AIM OF THE TASK: Reproduce the records below exactly, leaving out any pictures.

DATA EXCERPTS:
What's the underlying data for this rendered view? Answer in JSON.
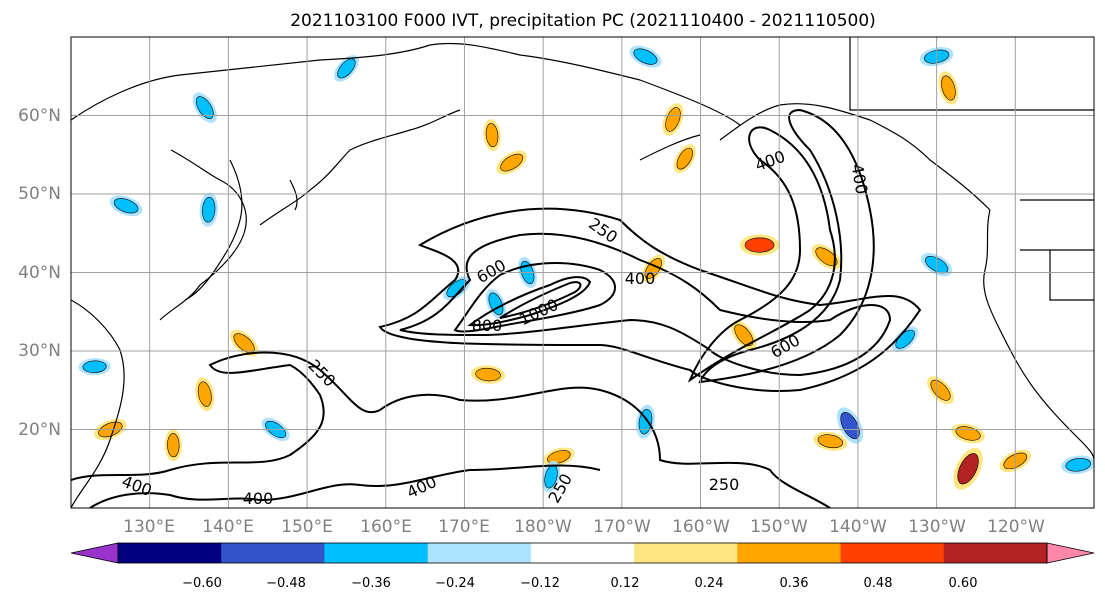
{
  "title": "2021103100 F000 IVT, precipitation PC (2021110400 - 2021110500)",
  "map": {
    "lat_labels": [
      "20°N",
      "30°N",
      "40°N",
      "50°N",
      "60°N"
    ],
    "lon_labels": [
      "130°E",
      "140°E",
      "150°E",
      "160°E",
      "170°E",
      "180°W",
      "170°W",
      "160°W",
      "150°W",
      "140°W",
      "130°W",
      "120°W"
    ],
    "lat_range": [
      10,
      70
    ],
    "lon_range_east": [
      120,
      250
    ],
    "gridlines": true
  },
  "ivt_contours": {
    "levels": [
      250,
      400,
      600,
      800,
      1000
    ],
    "labels": [
      {
        "text": "250",
        "lon": 184,
        "lat": 45.5
      },
      {
        "text": "400",
        "lon": 188,
        "lat": 40.5
      },
      {
        "text": "600",
        "lon": 172.5,
        "lat": 40.5
      },
      {
        "text": "800",
        "lon": 173,
        "lat": 33
      },
      {
        "text": "1000",
        "lon": 180,
        "lat": 34.5
      },
      {
        "text": "400",
        "lon": 207,
        "lat": 54
      },
      {
        "text": "400",
        "lon": 218,
        "lat": 51
      },
      {
        "text": "600",
        "lon": 211.5,
        "lat": 31.5
      },
      {
        "text": "250",
        "lon": 151,
        "lat": 26.5
      },
      {
        "text": "400",
        "lon": 128,
        "lat": 13
      },
      {
        "text": "400",
        "lon": 143,
        "lat": 11
      },
      {
        "text": "400",
        "lon": 164,
        "lat": 12.5
      },
      {
        "text": "250",
        "lon": 201,
        "lat": 13
      },
      {
        "text": "250",
        "lon": 181,
        "lat": 13
      }
    ]
  },
  "colorbar": {
    "ticks": [
      "−0.60",
      "−0.48",
      "−0.36",
      "−0.24",
      "−0.12",
      "0.12",
      "0.24",
      "0.36",
      "0.48",
      "0.60"
    ],
    "colors": [
      "#9933cc",
      "#000080",
      "#3355cc",
      "#00bfff",
      "#aee3ff",
      "#ffffff",
      "#ffe680",
      "#ffa500",
      "#ff4000",
      "#b22222",
      "#ff88aa"
    ],
    "extend": "both"
  },
  "precip_blobs": [
    {
      "lon": 207.5,
      "lat": 43.5,
      "v": 0.4
    },
    {
      "lon": 216,
      "lat": 42,
      "v": 0.3
    },
    {
      "lon": 231.5,
      "lat": 63.5,
      "v": 0.3
    },
    {
      "lon": 196.5,
      "lat": 59.5,
      "v": 0.3
    },
    {
      "lon": 176,
      "lat": 54,
      "v": 0.3
    },
    {
      "lon": 173,
      "lat": 27,
      "v": 0.3
    },
    {
      "lon": 142,
      "lat": 31,
      "v": 0.3
    },
    {
      "lon": 137,
      "lat": 24.5,
      "v": 0.3
    },
    {
      "lon": 234,
      "lat": 15,
      "v": 0.5
    },
    {
      "lon": 240,
      "lat": 16,
      "v": 0.3
    },
    {
      "lon": 216.5,
      "lat": 18.5,
      "v": 0.3
    },
    {
      "lon": 230.5,
      "lat": 25,
      "v": 0.3
    },
    {
      "lon": 173.5,
      "lat": 57.5,
      "v": 0.26
    },
    {
      "lon": 198,
      "lat": 54.5,
      "v": 0.26
    },
    {
      "lon": 125,
      "lat": 20,
      "v": 0.3
    },
    {
      "lon": 234,
      "lat": 19.5,
      "v": 0.3
    },
    {
      "lon": 205.5,
      "lat": 32,
      "v": 0.3
    },
    {
      "lon": 133,
      "lat": 18,
      "v": 0.26
    },
    {
      "lon": 194,
      "lat": 40.5,
      "v": 0.26
    },
    {
      "lon": 182,
      "lat": 16.5,
      "v": 0.26
    },
    {
      "lon": 127,
      "lat": 48.5,
      "v": -0.3
    },
    {
      "lon": 137,
      "lat": 61,
      "v": -0.3
    },
    {
      "lon": 137.5,
      "lat": 48,
      "v": -0.3
    },
    {
      "lon": 155,
      "lat": 66,
      "v": -0.26
    },
    {
      "lon": 230,
      "lat": 67.5,
      "v": -0.3
    },
    {
      "lon": 193,
      "lat": 67.5,
      "v": -0.3
    },
    {
      "lon": 219,
      "lat": 20.5,
      "v": -0.4
    },
    {
      "lon": 193,
      "lat": 21,
      "v": -0.3
    },
    {
      "lon": 226,
      "lat": 31.5,
      "v": -0.26
    },
    {
      "lon": 248,
      "lat": 15.5,
      "v": -0.3
    },
    {
      "lon": 230,
      "lat": 41,
      "v": -0.3
    },
    {
      "lon": 174,
      "lat": 36,
      "v": -0.26
    },
    {
      "lon": 181,
      "lat": 14,
      "v": -0.26
    },
    {
      "lon": 169,
      "lat": 38,
      "v": -0.26
    },
    {
      "lon": 123,
      "lat": 28,
      "v": -0.26
    },
    {
      "lon": 146,
      "lat": 20,
      "v": -0.26
    },
    {
      "lon": 178,
      "lat": 40,
      "v": -0.26
    }
  ]
}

ANSWER IN FULL:
What's the underlying data for this rendered view? Answer in JSON.
{
  "title": "2021103100 F000 IVT, precipitation PC (2021110400 - 2021110500)",
  "map": {
    "lat_labels": [
      "20°N",
      "30°N",
      "40°N",
      "50°N",
      "60°N"
    ],
    "lon_labels": [
      "130°E",
      "140°E",
      "150°E",
      "160°E",
      "170°E",
      "180°W",
      "170°W",
      "160°W",
      "150°W",
      "140°W",
      "130°W",
      "120°W"
    ],
    "lat_range": [
      10,
      70
    ],
    "lon_range_east": [
      120,
      250
    ],
    "gridlines": true
  },
  "ivt_contours": {
    "levels": [
      250,
      400,
      600,
      800,
      1000
    ],
    "labels": [
      {
        "text": "250",
        "lon": 184,
        "lat": 45.5
      },
      {
        "text": "400",
        "lon": 188,
        "lat": 40.5
      },
      {
        "text": "600",
        "lon": 172.5,
        "lat": 40.5
      },
      {
        "text": "800",
        "lon": 173,
        "lat": 33
      },
      {
        "text": "1000",
        "lon": 180,
        "lat": 34.5
      },
      {
        "text": "400",
        "lon": 207,
        "lat": 54
      },
      {
        "text": "400",
        "lon": 218,
        "lat": 51
      },
      {
        "text": "600",
        "lon": 211.5,
        "lat": 31.5
      },
      {
        "text": "250",
        "lon": 151,
        "lat": 26.5
      },
      {
        "text": "400",
        "lon": 128,
        "lat": 13
      },
      {
        "text": "400",
        "lon": 143,
        "lat": 11
      },
      {
        "text": "400",
        "lon": 164,
        "lat": 12.5
      },
      {
        "text": "250",
        "lon": 201,
        "lat": 13
      },
      {
        "text": "250",
        "lon": 181,
        "lat": 13
      }
    ]
  },
  "colorbar": {
    "ticks": [
      "−0.60",
      "−0.48",
      "−0.36",
      "−0.24",
      "−0.12",
      "0.12",
      "0.24",
      "0.36",
      "0.48",
      "0.60"
    ],
    "colors": [
      "#9933cc",
      "#000080",
      "#3355cc",
      "#00bfff",
      "#aee3ff",
      "#ffffff",
      "#ffe680",
      "#ffa500",
      "#ff4000",
      "#b22222",
      "#ff88aa"
    ],
    "extend": "both"
  },
  "precip_blobs": [
    {
      "lon": 207.5,
      "lat": 43.5,
      "v": 0.4
    },
    {
      "lon": 216,
      "lat": 42,
      "v": 0.3
    },
    {
      "lon": 231.5,
      "lat": 63.5,
      "v": 0.3
    },
    {
      "lon": 196.5,
      "lat": 59.5,
      "v": 0.3
    },
    {
      "lon": 176,
      "lat": 54,
      "v": 0.3
    },
    {
      "lon": 173,
      "lat": 27,
      "v": 0.3
    },
    {
      "lon": 142,
      "lat": 31,
      "v": 0.3
    },
    {
      "lon": 137,
      "lat": 24.5,
      "v": 0.3
    },
    {
      "lon": 234,
      "lat": 15,
      "v": 0.5
    },
    {
      "lon": 240,
      "lat": 16,
      "v": 0.3
    },
    {
      "lon": 216.5,
      "lat": 18.5,
      "v": 0.3
    },
    {
      "lon": 230.5,
      "lat": 25,
      "v": 0.3
    },
    {
      "lon": 173.5,
      "lat": 57.5,
      "v": 0.26
    },
    {
      "lon": 198,
      "lat": 54.5,
      "v": 0.26
    },
    {
      "lon": 125,
      "lat": 20,
      "v": 0.3
    },
    {
      "lon": 234,
      "lat": 19.5,
      "v": 0.3
    },
    {
      "lon": 205.5,
      "lat": 32,
      "v": 0.3
    },
    {
      "lon": 133,
      "lat": 18,
      "v": 0.26
    },
    {
      "lon": 194,
      "lat": 40.5,
      "v": 0.26
    },
    {
      "lon": 182,
      "lat": 16.5,
      "v": 0.26
    },
    {
      "lon": 127,
      "lat": 48.5,
      "v": -0.3
    },
    {
      "lon": 137,
      "lat": 61,
      "v": -0.3
    },
    {
      "lon": 137.5,
      "lat": 48,
      "v": -0.3
    },
    {
      "lon": 155,
      "lat": 66,
      "v": -0.26
    },
    {
      "lon": 230,
      "lat": 67.5,
      "v": -0.3
    },
    {
      "lon": 193,
      "lat": 67.5,
      "v": -0.3
    },
    {
      "lon": 219,
      "lat": 20.5,
      "v": -0.4
    },
    {
      "lon": 193,
      "lat": 21,
      "v": -0.3
    },
    {
      "lon": 226,
      "lat": 31.5,
      "v": -0.26
    },
    {
      "lon": 248,
      "lat": 15.5,
      "v": -0.3
    },
    {
      "lon": 230,
      "lat": 41,
      "v": -0.3
    },
    {
      "lon": 174,
      "lat": 36,
      "v": -0.26
    },
    {
      "lon": 181,
      "lat": 14,
      "v": -0.26
    },
    {
      "lon": 169,
      "lat": 38,
      "v": -0.26
    },
    {
      "lon": 123,
      "lat": 28,
      "v": -0.26
    },
    {
      "lon": 146,
      "lat": 20,
      "v": -0.26
    },
    {
      "lon": 178,
      "lat": 40,
      "v": -0.26
    }
  ]
}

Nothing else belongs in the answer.